> [STATED PROBLEM]: Give an exact copy of every line, leaving images out.

(Stored entries)
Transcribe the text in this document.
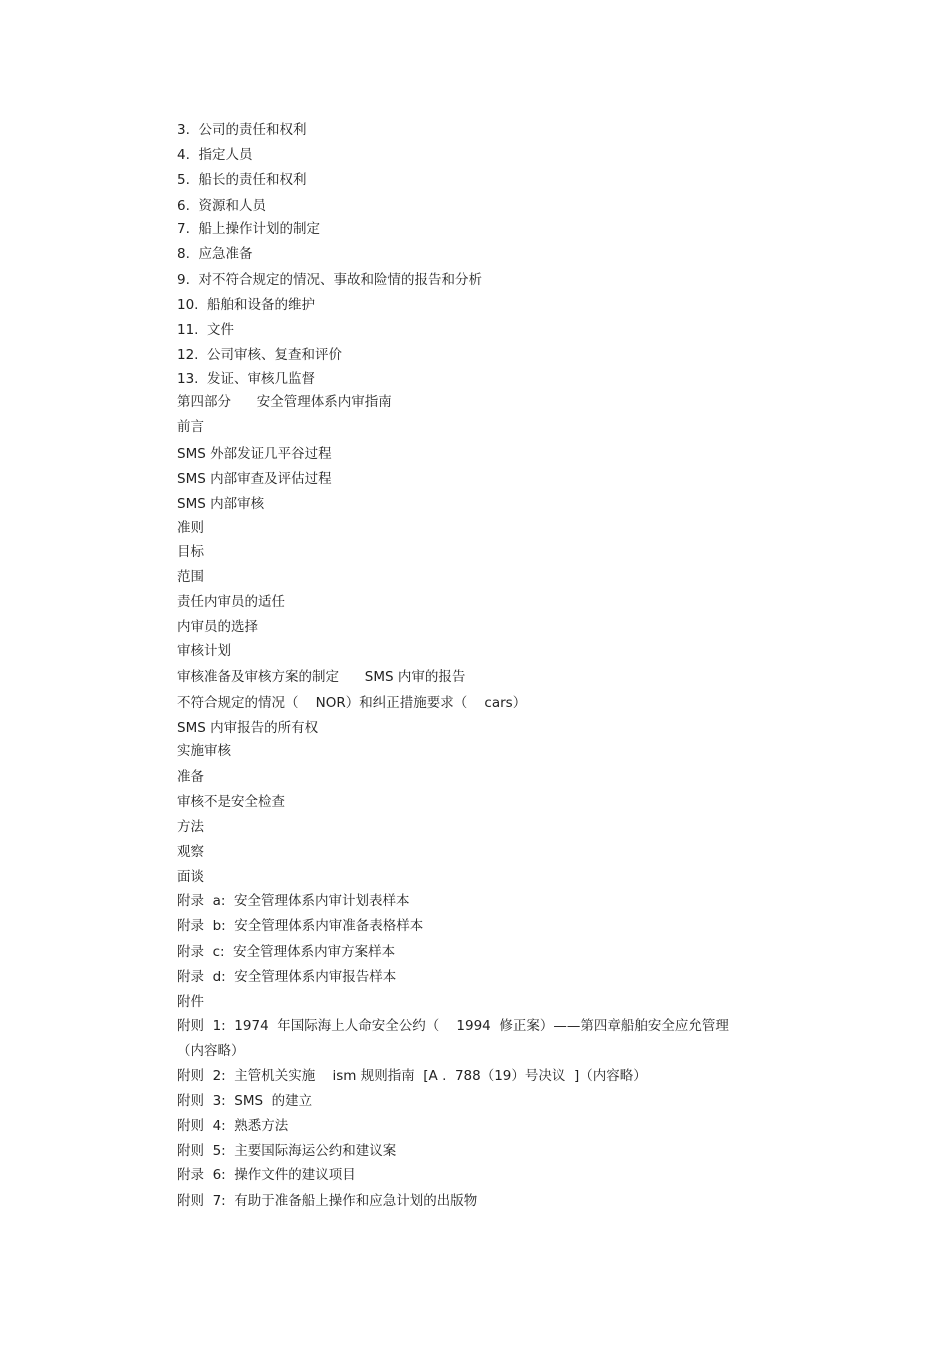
3.  公司的责任和权利
4.  指定人员
5.  船长的责任和权利
6.  资源和人员
7.  船上操作计划的制定
8.  应急准备
9.  对不符合规定的情况、事故和险情的报告和分析
10.  船舶和设备的维护
11.  文件
12.  公司审核、复查和评价
13.  发证、审核几监督
第四部分      安全管理体系内审指南
前言
SMS 外部发证几平谷过程
SMS 内部审查及评估过程
SMS 内部审核
准则
目标
范围
责任内审员的适任
内审员的选择
审核计划
审核准备及审核方案的制定      SMS 内审的报告
不符合规定的情况（    NOR）和纠正措施要求（    cars）
SMS 内审报告的所有权
实施审核
准备
审核不是安全检查
方法
观察
面谈
附录  a:  安全管理体系内审计划表样本
附录  b:  安全管理体系内审准备表格样本
附录  c:  安全管理体系内审方案样本
附录  d:  安全管理体系内审报告样本
附件
附则  1:  1974  年国际海上人命安全公约（    1994  修正案）——第四章船舶安全应允管理
（内容略）
附则  2:  主管机关实施    ism 规则指南  [A .  788（19）号决议  ]（内容略）
附则  3:  SMS  的建立
附则  4:  熟悉方法
附则  5:  主要国际海运公约和建议案
附录  6:  操作文件的建议项目
附则  7:  有助于准备船上操作和应急计划的出版物
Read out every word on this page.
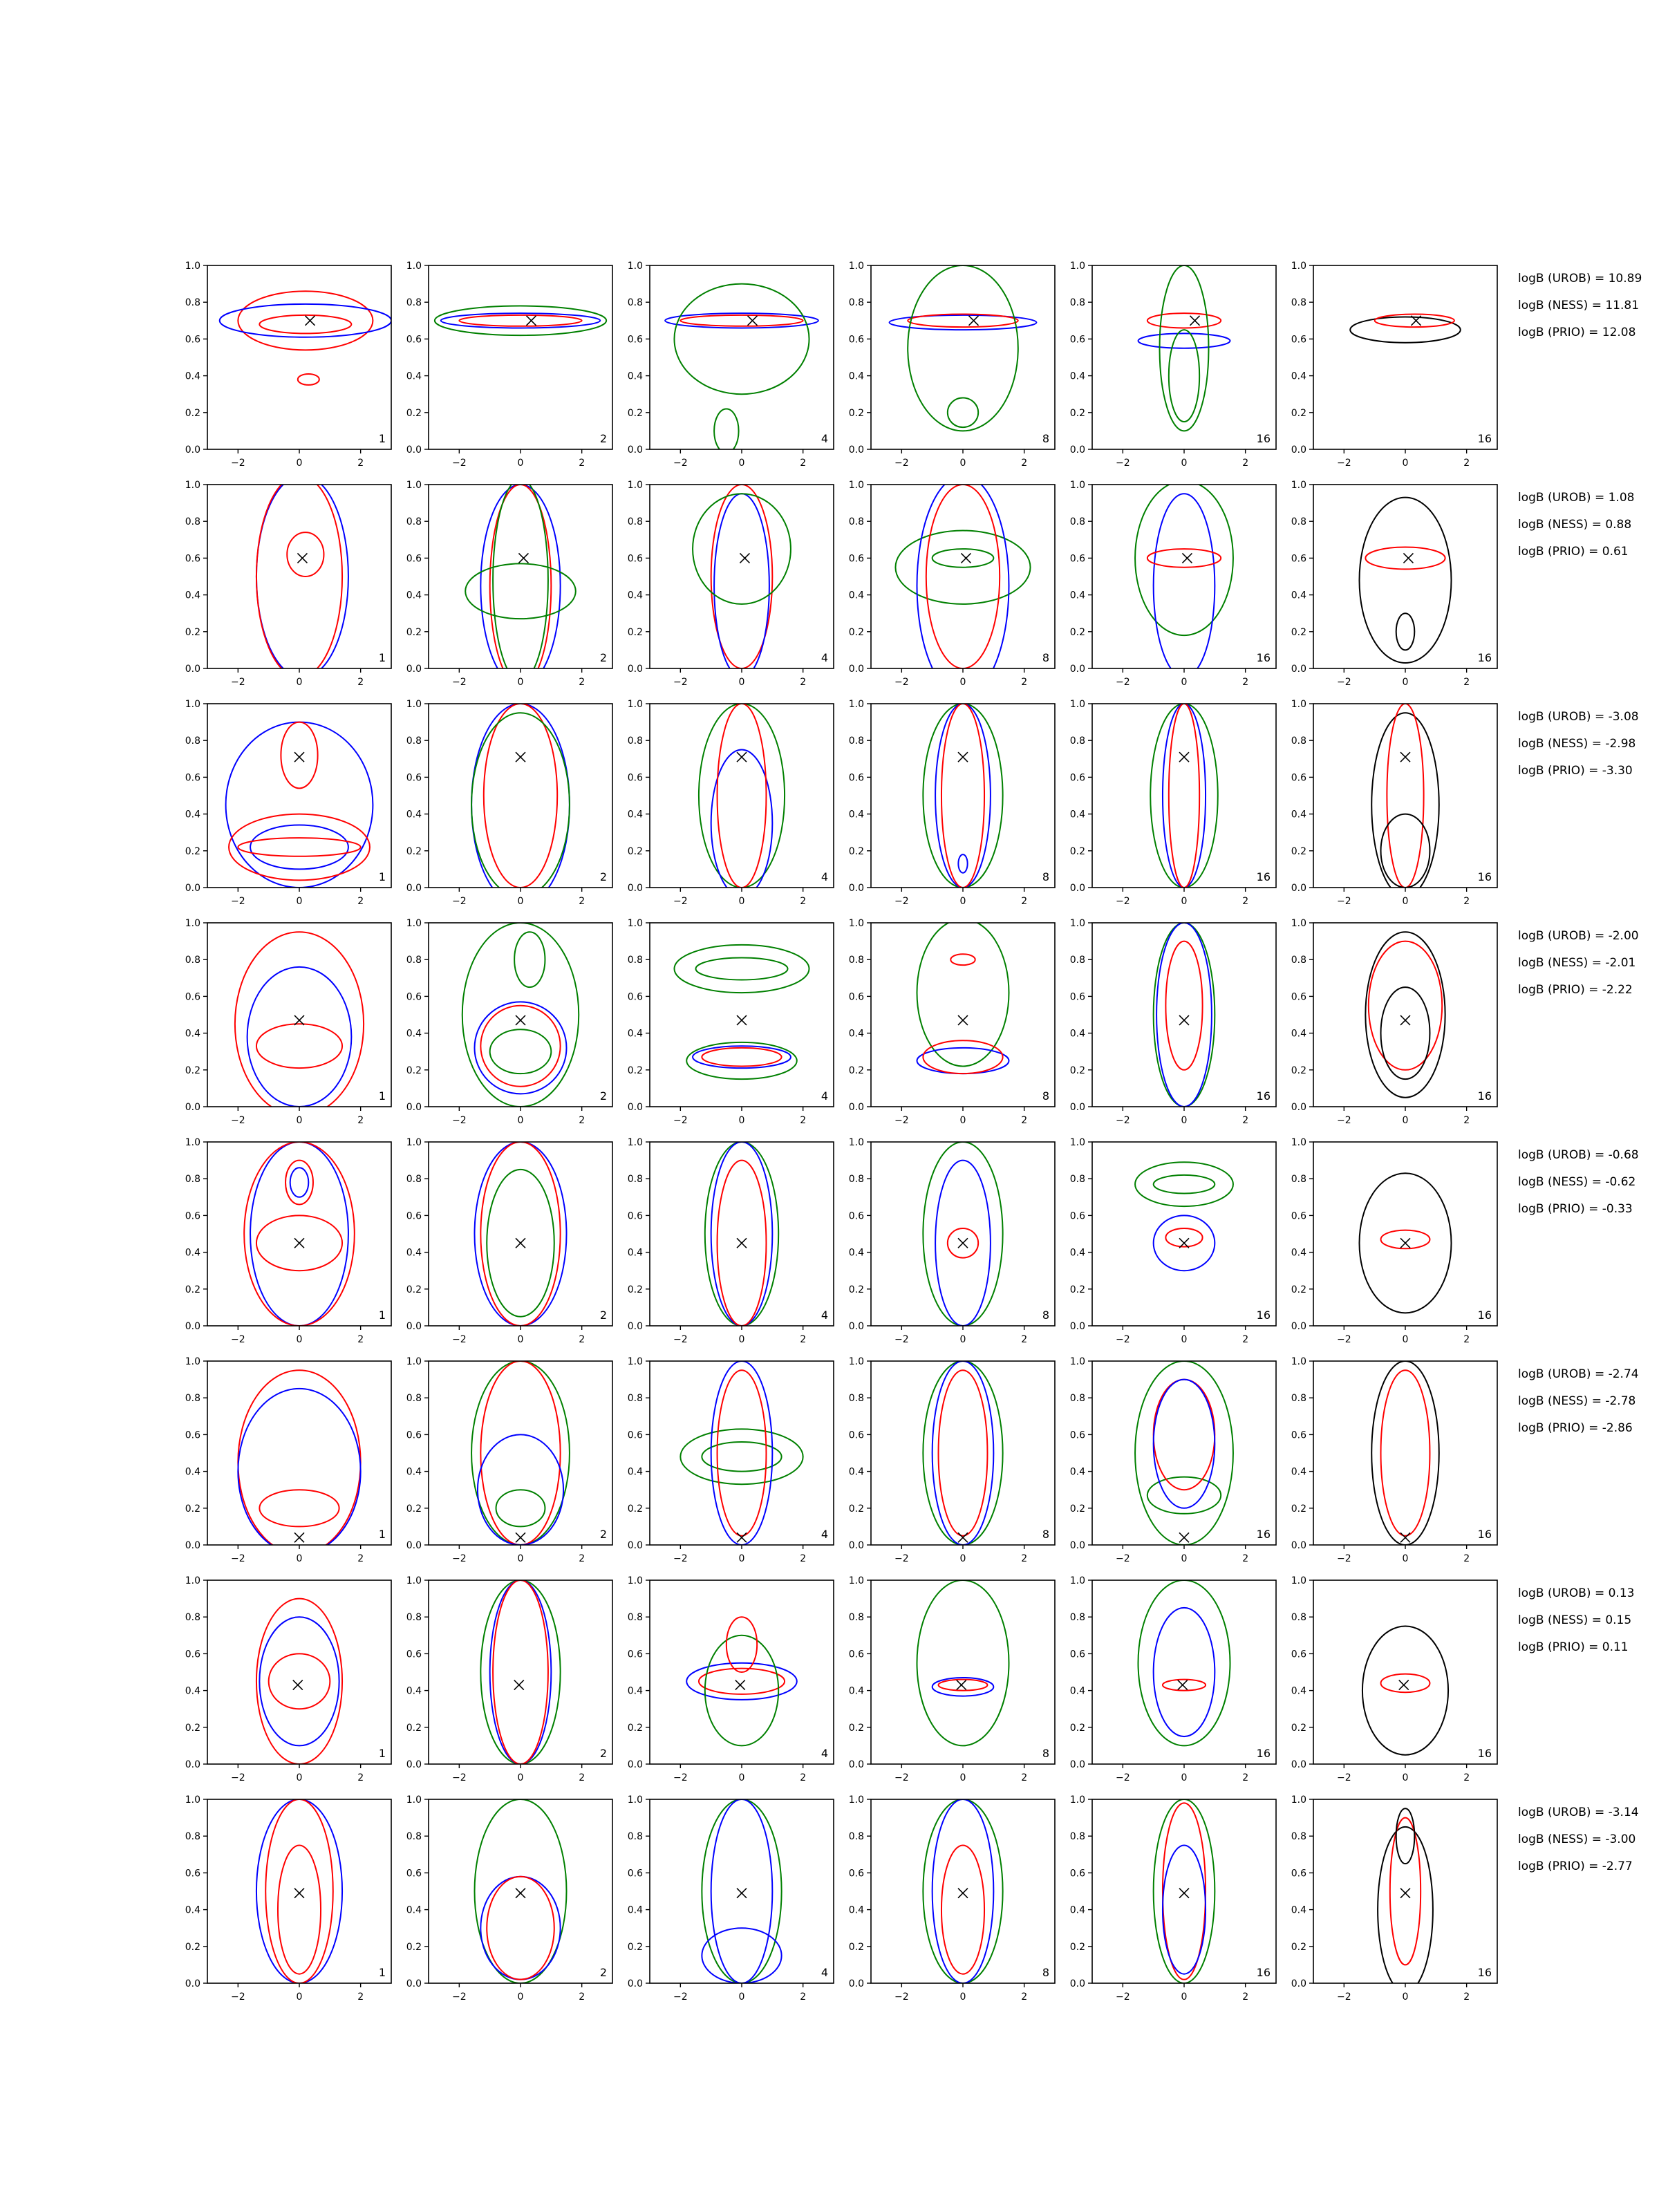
−2	0	2
0.0
0.2
0.4
0.6
0.8
1.0
1
−2	0	2
0.0
0.2
0.4
0.6
0.8
1.0
2
−2	0	2
0.0
0.2
0.4
0.6
0.8
1.0
4
−2	0	2
0.0
0.2
0.4
0.6
0.8
1.0
8
−2	0	2
0.0
0.2
0.4
0.6
0.8
1.0
16
−2	0	2
0.0
0.2
0.4
0.6
0.8
1.0
16
logB (UROB) = 10.89
logB (NESS) = 11.81
logB (PRIO) = 12.08
−2	0	2
0.0
0.2
0.4
0.6
0.8
1.0
1
−2	0	2
0.0
0.2
0.4
0.6
0.8
1.0
2
−2	0	2
0.0
0.2
0.4
0.6
0.8
1.0
4
−2	0	2
0.0
0.2
0.4
0.6
0.8
1.0
8
−2	0	2
0.0
0.2
0.4
0.6
0.8
1.0
16
−2	0	2
0.0
0.2
0.4
0.6
0.8
1.0
16
logB (UROB) = 1.08
logB (NESS) = 0.88
logB (PRIO) = 0.61
−2	0	2
0.0
0.2
0.4
0.6
0.8
1.0
1
−2	0	2
0.0
0.2
0.4
0.6
0.8
1.0
2
−2	0	2
0.0
0.2
0.4
0.6
0.8
1.0
4
−2	0	2
0.0
0.2
0.4
0.6
0.8
1.0
8
−2	0	2
0.0
0.2
0.4
0.6
0.8
1.0
16
−2	0	2
0.0
0.2
0.4
0.6
0.8
1.0
16
logB (UROB) = -3.08
logB (NESS) = -2.98
logB (PRIO) = -3.30
−2	0	2
0.0
0.2
0.4
0.6
0.8
1.0
1
−2	0	2
0.0
0.2
0.4
0.6
0.8
1.0
2
−2	0	2
0.0
0.2
0.4
0.6
0.8
1.0
4
−2	0	2
0.0
0.2
0.4
0.6
0.8
1.0
8
−2	0	2
0.0
0.2
0.4
0.6
0.8
1.0
16
−2	0	2
0.0
0.2
0.4
0.6
0.8
1.0
16
logB (UROB) = -2.00
logB (NESS) = -2.01
logB (PRIO) = -2.22
−2	0	2
0.0
0.2
0.4
0.6
0.8
1.0
1
−2	0	2
0.0
0.2
0.4
0.6
0.8
1.0
2
−2	0	2
0.0
0.2
0.4
0.6
0.8
1.0
4
−2	0	2
0.0
0.2
0.4
0.6
0.8
1.0
8
−2	0	2
0.0
0.2
0.4
0.6
0.8
1.0
16
−2	0	2
0.0
0.2
0.4
0.6
0.8
1.0
16
logB (UROB) = -0.68
logB (NESS) = -0.62
logB (PRIO) = -0.33
−2	0	2
0.0
0.2
0.4
0.6
0.8
1.0
1
−2	0	2
0.0
0.2
0.4
0.6
0.8
1.0
2
−2	0	2
0.0
0.2
0.4
0.6
0.8
1.0
4
−2	0	2
0.0
0.2
0.4
0.6
0.8
1.0
8
−2	0	2
0.0
0.2
0.4
0.6
0.8
1.0
16
−2	0	2
0.0
0.2
0.4
0.6
0.8
1.0
16
logB (UROB) = -2.74
logB (NESS) = -2.78
logB (PRIO) = -2.86
−2	0	2
0.0
0.2
0.4
0.6
0.8
1.0
1
−2	0	2
0.0
0.2
0.4
0.6
0.8
1.0
2
−2	0	2
0.0
0.2
0.4
0.6
0.8
1.0
4
−2	0	2
0.0
0.2
0.4
0.6
0.8
1.0
8
−2	0	2
0.0
0.2
0.4
0.6
0.8
1.0
16
−2	0	2
0.0
0.2
0.4
0.6
0.8
1.0
16
logB (UROB) = 0.13
logB (NESS) = 0.15
logB (PRIO) = 0.11
−2	0	2
0.0
0.2
0.4
0.6
0.8
1.0
1
−2	0	2
0.0
0.2
0.4
0.6
0.8
1.0
2
−2	0	2
0.0
0.2
0.4
0.6
0.8
1.0
4
−2	0	2
0.0
0.2
0.4
0.6
0.8
1.0
8
−2	0	2
0.0
0.2
0.4
0.6
0.8
1.0
16
−2	0	2
0.0
0.2
0.4
0.6
0.8
1.0
16
logB (UROB) = -3.14
logB (NESS) = -3.00
logB (PRIO) = -2.77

> [ANSWER TO THE EXERCISE]:
Transcribe the text in this document.
3.  公司的责任和权利
4.  指定人员
5.  船长的责任和权利
6.  资源和人员
7.  船上操作计划的制定
8.  应急准备
9.  对不符合规定的情况、事故和险情的报告和分析
10.  船舶和设备的维护
11.  文件
12.  公司审核、复查和评价
13.  发证、审核几监督
第四部分      安全管理体系内审指南
前言
SMS 外部发证几平谷过程
SMS 内部审查及评估过程
SMS 内部审核
准则
目标
范围
责任内审员的适任
内审员的选择
审核计划
审核准备及审核方案的制定      SMS 内审的报告
不符合规定的情况（    NOR）和纠正措施要求（    cars）
SMS 内审报告的所有权
实施审核
准备
审核不是安全检查
方法
观察
面谈
附录  a:  安全管理体系内审计划表样本
附录  b:  安全管理体系内审准备表格样本
附录  c:  安全管理体系内审方案样本
附录  d:  安全管理体系内审报告样本
附件
附则  1:  1974  年国际海上人命安全公约（    1994  修正案）——第四章船舶安全应允管理
（内容略）
附则  2:  主管机关实施    ism 规则指南  [A .  788（19）号决议  ]（内容略）
附则  3:  SMS  的建立
附则  4:  熟悉方法
附则  5:  主要国际海运公约和建议案
附录  6:  操作文件的建议项目
附则  7:  有助于准备船上操作和应急计划的出版物
Read out every word on this page.
−2	0	2
0.0
0.2
0.4
0.6
0.8
1.0
1
−2	0	2
0.0
0.2
0.4
0.6
0.8
1.0
2
−2	0	2
0.0
0.2
0.4
0.6
0.8
1.0
4
−2	0	2
0.0
0.2
0.4
0.6
0.8
1.0
8
−2	0	2
0.0
0.2
0.4
0.6
0.8
1.0
16
−2	0	2
0.0
0.2
0.4
0.6
0.8
1.0
16
logB (UROB) = 10.89
logB (NESS) = 11.81
logB (PRIO) = 12.08
−2	0	2
0.0
0.2
0.4
0.6
0.8
1.0
1
−2	0	2
0.0
0.2
0.4
0.6
0.8
1.0
2
−2	0	2
0.0
0.2
0.4
0.6
0.8
1.0
4
−2	0	2
0.0
0.2
0.4
0.6
0.8
1.0
8
−2	0	2
0.0
0.2
0.4
0.6
0.8
1.0
16
−2	0	2
0.0
0.2
0.4
0.6
0.8
1.0
16
logB (UROB) = 1.08
logB (NESS) = 0.88
logB (PRIO) = 0.61
−2	0	2
0.0
0.2
0.4
0.6
0.8
1.0
1
−2	0	2
0.0
0.2
0.4
0.6
0.8
1.0
2
−2	0	2
0.0
0.2
0.4
0.6
0.8
1.0
4
−2	0	2
0.0
0.2
0.4
0.6
0.8
1.0
8
−2	0	2
0.0
0.2
0.4
0.6
0.8
1.0
16
−2	0	2
0.0
0.2
0.4
0.6
0.8
1.0
16
logB (UROB) = -3.08
logB (NESS) = -2.98
logB (PRIO) = -3.30
−2	0	2
0.0
0.2
0.4
0.6
0.8
1.0
1
−2	0	2
0.0
0.2
0.4
0.6
0.8
1.0
2
−2	0	2
0.0
0.2
0.4
0.6
0.8
1.0
4
−2	0	2
0.0
0.2
0.4
0.6
0.8
1.0
8
−2	0	2
0.0
0.2
0.4
0.6
0.8
1.0
16
−2	0	2
0.0
0.2
0.4
0.6
0.8
1.0
16
logB (UROB) = -2.00
logB (NESS) = -2.01
logB (PRIO) = -2.22
−2	0	2
0.0
0.2
0.4
0.6
0.8
1.0
1
−2	0	2
0.0
0.2
0.4
0.6
0.8
1.0
2
−2	0	2
0.0
0.2
0.4
0.6
0.8
1.0
4
−2	0	2
0.0
0.2
0.4
0.6
0.8
1.0
8
−2	0	2
0.0
0.2
0.4
0.6
0.8
1.0
16
−2	0	2
0.0
0.2
0.4
0.6
0.8
1.0
16
logB (UROB) = -0.68
logB (NESS) = -0.62
logB (PRIO) = -0.33
−2	0	2
0.0
0.2
0.4
0.6
0.8
1.0
1
−2	0	2
0.0
0.2
0.4
0.6
0.8
1.0
2
−2	0	2
0.0
0.2
0.4
0.6
0.8
1.0
4
−2	0	2
0.0
0.2
0.4
0.6
0.8
1.0
8
−2	0	2
0.0
0.2
0.4
0.6
0.8
1.0
16
−2	0	2
0.0
0.2
0.4
0.6
0.8
1.0
16
logB (UROB) = -2.74
logB (NESS) = -2.78
logB (PRIO) = -2.86
−2	0	2
0.0
0.2
0.4
0.6
0.8
1.0
1
−2	0	2
0.0
0.2
0.4
0.6
0.8
1.0
2
−2	0	2
0.0
0.2
0.4
0.6
0.8
1.0
4
−2	0	2
0.0
0.2
0.4
0.6
0.8
1.0
8
−2	0	2
0.0
0.2
0.4
0.6
0.8
1.0
16
−2	0	2
0.0
0.2
0.4
0.6
0.8
1.0
16
logB (UROB) = 0.13
logB (NESS) = 0.15
logB (PRIO) = 0.11
−2	0	2
0.0
0.2
0.4
0.6
0.8
1.0
1
−2	0	2
0.0
0.2
0.4
0.6
0.8
1.0
2
−2	0	2
0.0
0.2
0.4
0.6
0.8
1.0
4
−2	0	2
0.0
0.2
0.4
0.6
0.8
1.0
8
−2	0	2
0.0
0.2
0.4
0.6
0.8
1.0
16
−2	0	2
0.0
0.2
0.4
0.6
0.8
1.0
16
logB (UROB) = -3.14
logB (NESS) = -3.00
logB (PRIO) = -2.77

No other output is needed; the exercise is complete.